» **Problem requirements**: Rewrite each line of the entries below as a JSON list of strings, one string per line, leaving out any blank lines.

» **Input rows**:
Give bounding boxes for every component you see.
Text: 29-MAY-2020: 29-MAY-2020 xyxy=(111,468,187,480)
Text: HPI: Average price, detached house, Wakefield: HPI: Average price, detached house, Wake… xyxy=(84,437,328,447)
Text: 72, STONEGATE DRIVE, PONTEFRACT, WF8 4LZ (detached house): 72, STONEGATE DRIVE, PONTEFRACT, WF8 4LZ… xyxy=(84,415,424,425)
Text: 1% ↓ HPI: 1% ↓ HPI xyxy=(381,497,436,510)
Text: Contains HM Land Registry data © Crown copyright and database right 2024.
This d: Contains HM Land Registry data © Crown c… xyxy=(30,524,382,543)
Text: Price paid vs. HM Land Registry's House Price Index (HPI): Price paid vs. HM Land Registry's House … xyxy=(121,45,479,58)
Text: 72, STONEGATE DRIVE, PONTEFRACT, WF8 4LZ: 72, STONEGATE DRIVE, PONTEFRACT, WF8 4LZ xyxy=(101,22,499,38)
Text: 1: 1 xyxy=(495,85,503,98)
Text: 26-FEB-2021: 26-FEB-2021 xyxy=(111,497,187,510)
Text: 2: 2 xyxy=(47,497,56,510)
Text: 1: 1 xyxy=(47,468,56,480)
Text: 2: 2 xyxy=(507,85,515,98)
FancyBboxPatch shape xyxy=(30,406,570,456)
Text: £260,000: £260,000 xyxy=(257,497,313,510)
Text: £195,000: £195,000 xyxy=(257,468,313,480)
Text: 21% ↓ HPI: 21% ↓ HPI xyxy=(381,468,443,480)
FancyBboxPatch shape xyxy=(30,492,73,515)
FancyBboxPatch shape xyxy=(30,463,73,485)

» **Written answer**:
[
  "Give bounding boxes for every component you see.",
  "Text: 29-MAY-2020: 29-MAY-2020 xyxy=(111,468,187,480)",
  "Text: HPI: Average price, detached house, Wakefield: HPI: Average price, detached house, Wake… xyxy=(84,437,328,447)",
  "Text: 72, STONEGATE DRIVE, PONTEFRACT, WF8 4LZ (detached house): 72, STONEGATE DRIVE, PONTEFRACT, WF8 4LZ… xyxy=(84,415,424,425)",
  "Text: 1% ↓ HPI: 1% ↓ HPI xyxy=(381,497,436,510)",
  "Text: Contains HM Land Registry data © Crown copyright and database right 2024.",
  "This d: Contains HM Land Registry data © Crown c… xyxy=(30,524,382,543)",
  "Text: Price paid vs. HM Land Registry's House Price Index (HPI): Price paid vs. HM Land Registry's House … xyxy=(121,45,479,58)",
  "Text: 72, STONEGATE DRIVE, PONTEFRACT, WF8 4LZ: 72, STONEGATE DRIVE, PONTEFRACT, WF8 4LZ xyxy=(101,22,499,38)",
  "Text: 1: 1 xyxy=(495,85,503,98)",
  "Text: 26-FEB-2021: 26-FEB-2021 xyxy=(111,497,187,510)",
  "Text: 2: 2 xyxy=(47,497,56,510)",
  "Text: 1: 1 xyxy=(47,468,56,480)",
  "Text: 2: 2 xyxy=(507,85,515,98)",
  "FancyBboxPatch shape xyxy=(30,406,570,456)",
  "Text: £260,000: £260,000 xyxy=(257,497,313,510)",
  "Text: £195,000: £195,000 xyxy=(257,468,313,480)",
  "Text: 21% ↓ HPI: 21% ↓ HPI xyxy=(381,468,443,480)",
  "FancyBboxPatch shape xyxy=(30,492,73,515)",
  "FancyBboxPatch shape xyxy=(30,463,73,485)"
]